**INSTRUCTION**
Below is a block of records. Copy every line in it that contains the word "percent".

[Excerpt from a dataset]
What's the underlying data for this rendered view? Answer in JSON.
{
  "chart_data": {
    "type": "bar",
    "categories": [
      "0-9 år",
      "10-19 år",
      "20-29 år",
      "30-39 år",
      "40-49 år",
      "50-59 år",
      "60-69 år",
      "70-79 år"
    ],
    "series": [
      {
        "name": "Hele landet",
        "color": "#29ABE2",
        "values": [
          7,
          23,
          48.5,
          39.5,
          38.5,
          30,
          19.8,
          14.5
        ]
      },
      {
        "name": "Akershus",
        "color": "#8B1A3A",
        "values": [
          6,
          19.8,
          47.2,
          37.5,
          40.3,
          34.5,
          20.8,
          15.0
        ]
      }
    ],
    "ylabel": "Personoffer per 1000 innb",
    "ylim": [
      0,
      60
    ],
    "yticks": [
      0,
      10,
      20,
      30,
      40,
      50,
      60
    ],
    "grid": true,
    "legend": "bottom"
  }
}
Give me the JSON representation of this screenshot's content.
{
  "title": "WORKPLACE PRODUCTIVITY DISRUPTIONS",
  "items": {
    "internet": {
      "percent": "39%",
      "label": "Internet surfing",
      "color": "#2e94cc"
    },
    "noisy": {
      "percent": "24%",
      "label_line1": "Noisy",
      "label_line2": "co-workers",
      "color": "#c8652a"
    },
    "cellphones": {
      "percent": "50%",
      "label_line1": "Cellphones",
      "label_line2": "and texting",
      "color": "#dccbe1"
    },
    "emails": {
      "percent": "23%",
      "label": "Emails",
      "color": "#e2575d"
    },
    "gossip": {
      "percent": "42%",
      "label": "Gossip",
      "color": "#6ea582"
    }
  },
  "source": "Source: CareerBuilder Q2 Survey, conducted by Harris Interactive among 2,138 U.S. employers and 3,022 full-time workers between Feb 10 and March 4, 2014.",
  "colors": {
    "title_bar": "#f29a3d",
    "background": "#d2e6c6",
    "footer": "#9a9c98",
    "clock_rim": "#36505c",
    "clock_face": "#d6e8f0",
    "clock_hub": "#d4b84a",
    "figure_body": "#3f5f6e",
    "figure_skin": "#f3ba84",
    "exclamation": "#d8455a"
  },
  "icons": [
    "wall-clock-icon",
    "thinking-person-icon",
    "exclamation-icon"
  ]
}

**CORRECT RESPONSE**
      "percent": "39%",
      "percent": "24%",
      "percent": "50%",
      "percent": "23%",
      "percent": "42%",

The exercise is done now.